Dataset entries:
*****

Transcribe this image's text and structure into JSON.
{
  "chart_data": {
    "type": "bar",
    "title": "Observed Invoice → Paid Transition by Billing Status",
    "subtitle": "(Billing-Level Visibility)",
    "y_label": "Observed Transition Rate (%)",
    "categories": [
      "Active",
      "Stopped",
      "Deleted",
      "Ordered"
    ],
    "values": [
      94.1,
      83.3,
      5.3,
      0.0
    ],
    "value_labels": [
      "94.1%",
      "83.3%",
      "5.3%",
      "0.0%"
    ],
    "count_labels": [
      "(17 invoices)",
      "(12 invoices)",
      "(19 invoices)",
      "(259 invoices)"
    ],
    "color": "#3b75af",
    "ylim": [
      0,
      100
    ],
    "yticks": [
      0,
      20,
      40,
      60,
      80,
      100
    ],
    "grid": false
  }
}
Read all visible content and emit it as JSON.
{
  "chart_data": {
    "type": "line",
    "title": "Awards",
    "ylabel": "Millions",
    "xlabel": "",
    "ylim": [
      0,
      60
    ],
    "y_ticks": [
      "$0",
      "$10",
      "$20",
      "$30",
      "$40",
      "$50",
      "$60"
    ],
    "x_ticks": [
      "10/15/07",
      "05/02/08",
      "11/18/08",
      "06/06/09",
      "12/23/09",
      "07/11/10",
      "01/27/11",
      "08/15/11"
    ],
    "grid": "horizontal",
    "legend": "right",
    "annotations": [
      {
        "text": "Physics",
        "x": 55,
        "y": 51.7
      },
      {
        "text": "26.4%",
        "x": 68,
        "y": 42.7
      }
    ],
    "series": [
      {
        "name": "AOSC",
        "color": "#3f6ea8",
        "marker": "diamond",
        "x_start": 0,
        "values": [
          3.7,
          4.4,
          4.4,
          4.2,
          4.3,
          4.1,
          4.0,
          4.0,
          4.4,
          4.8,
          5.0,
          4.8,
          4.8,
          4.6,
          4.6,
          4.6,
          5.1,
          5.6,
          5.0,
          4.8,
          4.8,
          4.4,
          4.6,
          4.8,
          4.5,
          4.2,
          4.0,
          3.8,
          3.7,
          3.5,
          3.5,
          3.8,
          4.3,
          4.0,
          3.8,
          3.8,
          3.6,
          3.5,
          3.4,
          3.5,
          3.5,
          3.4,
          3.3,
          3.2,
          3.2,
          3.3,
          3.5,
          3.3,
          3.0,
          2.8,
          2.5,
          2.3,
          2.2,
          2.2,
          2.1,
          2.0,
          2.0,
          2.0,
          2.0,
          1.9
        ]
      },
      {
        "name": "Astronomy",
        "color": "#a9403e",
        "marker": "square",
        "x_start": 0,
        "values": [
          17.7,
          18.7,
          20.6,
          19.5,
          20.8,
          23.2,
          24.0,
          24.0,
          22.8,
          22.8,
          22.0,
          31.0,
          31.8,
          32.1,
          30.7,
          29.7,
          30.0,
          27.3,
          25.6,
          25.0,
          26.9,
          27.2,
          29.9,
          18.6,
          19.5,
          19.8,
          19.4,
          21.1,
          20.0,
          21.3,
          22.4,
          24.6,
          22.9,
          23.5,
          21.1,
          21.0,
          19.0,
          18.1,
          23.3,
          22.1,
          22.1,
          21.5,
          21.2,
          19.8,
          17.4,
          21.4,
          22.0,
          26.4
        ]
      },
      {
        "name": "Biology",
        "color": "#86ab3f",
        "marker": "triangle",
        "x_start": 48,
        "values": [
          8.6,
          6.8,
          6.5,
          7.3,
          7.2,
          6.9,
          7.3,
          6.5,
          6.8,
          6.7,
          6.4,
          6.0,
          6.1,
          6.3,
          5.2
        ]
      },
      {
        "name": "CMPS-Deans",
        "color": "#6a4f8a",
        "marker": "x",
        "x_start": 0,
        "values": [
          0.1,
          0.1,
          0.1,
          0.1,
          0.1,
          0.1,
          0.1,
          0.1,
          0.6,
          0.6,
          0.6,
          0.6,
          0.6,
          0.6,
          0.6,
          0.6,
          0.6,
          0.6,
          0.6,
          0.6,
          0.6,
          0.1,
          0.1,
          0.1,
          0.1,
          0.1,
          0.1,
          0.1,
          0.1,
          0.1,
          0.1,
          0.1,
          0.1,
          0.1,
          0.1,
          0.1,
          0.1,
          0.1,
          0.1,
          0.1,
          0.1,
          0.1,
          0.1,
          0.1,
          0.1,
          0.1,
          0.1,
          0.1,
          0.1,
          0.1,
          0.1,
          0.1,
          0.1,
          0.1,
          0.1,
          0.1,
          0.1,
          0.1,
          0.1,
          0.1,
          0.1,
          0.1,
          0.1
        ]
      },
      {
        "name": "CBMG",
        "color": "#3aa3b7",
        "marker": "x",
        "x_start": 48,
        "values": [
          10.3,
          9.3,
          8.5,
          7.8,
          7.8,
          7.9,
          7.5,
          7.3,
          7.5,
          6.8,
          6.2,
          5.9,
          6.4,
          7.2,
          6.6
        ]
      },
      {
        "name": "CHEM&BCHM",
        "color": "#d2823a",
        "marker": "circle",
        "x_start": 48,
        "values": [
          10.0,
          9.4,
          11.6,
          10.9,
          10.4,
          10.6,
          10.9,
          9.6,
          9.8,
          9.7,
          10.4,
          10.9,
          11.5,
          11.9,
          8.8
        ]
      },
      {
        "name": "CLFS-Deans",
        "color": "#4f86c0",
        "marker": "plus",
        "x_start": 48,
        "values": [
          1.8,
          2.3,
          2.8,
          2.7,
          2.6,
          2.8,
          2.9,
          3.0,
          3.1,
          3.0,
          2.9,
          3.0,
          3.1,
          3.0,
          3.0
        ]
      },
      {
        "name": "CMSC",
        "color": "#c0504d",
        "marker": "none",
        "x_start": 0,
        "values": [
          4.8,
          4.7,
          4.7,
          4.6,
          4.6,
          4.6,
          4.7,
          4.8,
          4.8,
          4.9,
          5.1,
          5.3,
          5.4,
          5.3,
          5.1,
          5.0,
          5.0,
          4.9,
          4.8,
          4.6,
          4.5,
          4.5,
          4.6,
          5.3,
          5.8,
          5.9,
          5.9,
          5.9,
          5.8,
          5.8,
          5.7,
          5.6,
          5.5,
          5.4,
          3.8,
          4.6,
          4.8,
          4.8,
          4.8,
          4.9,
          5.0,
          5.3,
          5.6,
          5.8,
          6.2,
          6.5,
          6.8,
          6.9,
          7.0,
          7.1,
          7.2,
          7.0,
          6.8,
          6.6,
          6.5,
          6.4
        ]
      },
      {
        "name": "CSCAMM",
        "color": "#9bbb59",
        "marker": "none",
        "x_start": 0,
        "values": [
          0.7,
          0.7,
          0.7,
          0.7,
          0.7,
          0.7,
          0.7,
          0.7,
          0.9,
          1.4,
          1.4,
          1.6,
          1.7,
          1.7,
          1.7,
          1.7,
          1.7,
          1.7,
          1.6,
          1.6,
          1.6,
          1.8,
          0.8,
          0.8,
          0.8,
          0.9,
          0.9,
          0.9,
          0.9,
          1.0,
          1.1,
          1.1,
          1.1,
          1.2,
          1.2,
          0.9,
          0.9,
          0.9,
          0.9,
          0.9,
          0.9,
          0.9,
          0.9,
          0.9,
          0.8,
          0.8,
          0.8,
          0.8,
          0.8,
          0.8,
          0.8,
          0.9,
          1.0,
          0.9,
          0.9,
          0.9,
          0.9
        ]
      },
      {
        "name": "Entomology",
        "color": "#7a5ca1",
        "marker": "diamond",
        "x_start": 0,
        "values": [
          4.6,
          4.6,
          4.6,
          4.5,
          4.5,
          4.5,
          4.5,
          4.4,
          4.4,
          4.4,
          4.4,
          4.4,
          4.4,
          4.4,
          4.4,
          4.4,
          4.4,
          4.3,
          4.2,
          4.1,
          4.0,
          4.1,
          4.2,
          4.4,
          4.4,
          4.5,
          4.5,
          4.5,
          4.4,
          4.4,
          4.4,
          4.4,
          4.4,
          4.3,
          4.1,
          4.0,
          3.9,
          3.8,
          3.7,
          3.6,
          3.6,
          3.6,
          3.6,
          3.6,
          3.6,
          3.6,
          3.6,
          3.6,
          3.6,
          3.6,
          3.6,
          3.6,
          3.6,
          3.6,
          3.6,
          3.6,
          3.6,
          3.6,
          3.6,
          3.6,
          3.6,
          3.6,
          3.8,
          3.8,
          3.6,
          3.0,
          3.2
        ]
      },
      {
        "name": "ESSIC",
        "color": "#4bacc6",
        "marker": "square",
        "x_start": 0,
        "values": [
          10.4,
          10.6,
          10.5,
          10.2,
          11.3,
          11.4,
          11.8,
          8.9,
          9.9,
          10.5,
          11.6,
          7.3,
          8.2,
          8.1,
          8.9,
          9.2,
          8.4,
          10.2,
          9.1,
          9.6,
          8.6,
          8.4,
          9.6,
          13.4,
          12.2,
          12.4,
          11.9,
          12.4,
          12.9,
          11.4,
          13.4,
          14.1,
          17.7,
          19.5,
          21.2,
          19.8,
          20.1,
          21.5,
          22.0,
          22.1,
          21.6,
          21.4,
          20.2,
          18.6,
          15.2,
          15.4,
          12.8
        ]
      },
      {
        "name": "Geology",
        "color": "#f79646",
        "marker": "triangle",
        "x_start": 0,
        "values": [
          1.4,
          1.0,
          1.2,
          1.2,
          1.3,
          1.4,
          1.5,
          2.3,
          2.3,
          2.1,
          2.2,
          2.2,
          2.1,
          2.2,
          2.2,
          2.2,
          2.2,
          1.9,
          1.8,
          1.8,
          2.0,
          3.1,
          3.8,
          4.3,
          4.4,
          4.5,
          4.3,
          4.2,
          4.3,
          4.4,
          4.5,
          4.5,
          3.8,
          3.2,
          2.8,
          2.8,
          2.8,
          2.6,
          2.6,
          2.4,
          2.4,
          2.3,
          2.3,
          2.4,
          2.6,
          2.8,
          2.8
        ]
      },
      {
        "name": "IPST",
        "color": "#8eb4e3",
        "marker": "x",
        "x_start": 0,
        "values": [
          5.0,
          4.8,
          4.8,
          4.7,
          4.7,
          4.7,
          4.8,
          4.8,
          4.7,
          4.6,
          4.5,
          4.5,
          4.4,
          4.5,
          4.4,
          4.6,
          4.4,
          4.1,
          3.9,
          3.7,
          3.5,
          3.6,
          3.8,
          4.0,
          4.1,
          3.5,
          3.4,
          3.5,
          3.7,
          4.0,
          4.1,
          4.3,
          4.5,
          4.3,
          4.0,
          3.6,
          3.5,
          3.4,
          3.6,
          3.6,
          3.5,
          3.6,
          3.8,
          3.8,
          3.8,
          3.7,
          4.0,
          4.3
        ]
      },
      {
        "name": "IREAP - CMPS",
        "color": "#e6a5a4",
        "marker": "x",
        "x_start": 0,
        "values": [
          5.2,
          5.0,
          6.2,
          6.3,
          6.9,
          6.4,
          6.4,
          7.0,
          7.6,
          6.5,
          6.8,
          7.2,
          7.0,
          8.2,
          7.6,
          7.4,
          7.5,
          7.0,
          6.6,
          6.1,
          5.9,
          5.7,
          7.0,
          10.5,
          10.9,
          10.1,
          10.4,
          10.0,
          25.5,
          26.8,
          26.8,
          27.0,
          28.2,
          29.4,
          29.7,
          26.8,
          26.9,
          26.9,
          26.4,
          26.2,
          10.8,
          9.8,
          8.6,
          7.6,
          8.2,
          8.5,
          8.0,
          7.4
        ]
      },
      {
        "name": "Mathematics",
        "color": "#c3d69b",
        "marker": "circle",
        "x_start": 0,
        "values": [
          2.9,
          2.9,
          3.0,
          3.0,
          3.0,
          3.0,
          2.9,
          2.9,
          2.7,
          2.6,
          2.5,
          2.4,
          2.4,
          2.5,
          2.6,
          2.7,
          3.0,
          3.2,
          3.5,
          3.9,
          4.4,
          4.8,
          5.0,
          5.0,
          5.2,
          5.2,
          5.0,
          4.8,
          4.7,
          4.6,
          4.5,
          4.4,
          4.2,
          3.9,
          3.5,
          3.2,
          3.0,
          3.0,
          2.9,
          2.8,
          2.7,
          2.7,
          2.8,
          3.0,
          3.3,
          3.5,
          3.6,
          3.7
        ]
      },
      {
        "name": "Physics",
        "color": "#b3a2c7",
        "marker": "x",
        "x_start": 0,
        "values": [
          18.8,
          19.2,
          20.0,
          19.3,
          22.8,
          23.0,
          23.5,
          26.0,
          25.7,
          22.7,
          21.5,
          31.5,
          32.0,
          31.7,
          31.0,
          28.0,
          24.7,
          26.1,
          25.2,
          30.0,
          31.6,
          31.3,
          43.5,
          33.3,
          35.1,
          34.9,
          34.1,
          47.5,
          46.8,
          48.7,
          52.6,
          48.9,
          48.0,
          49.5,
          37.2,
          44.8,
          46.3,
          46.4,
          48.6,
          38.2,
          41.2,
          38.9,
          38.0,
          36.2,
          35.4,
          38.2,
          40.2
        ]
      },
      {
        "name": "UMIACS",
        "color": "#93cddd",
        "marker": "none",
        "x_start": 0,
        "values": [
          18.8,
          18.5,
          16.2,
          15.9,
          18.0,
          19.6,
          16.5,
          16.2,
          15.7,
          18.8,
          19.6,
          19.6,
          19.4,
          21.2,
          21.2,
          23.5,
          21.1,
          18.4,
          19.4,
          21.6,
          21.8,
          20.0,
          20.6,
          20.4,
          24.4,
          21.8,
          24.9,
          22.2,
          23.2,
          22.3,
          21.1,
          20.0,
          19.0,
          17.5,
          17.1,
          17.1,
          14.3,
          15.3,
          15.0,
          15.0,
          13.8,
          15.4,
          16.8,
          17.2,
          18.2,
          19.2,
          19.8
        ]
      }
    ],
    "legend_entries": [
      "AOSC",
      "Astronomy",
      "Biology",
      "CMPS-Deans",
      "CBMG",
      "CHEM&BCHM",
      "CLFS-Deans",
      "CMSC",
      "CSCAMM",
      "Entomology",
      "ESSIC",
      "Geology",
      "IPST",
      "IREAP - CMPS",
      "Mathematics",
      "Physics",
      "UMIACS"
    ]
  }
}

*****

WHAT NEEDS TO BE DONE: Only the count is wanted: report how many lines of the material above hold the word "Billing".

SOLUTION: 2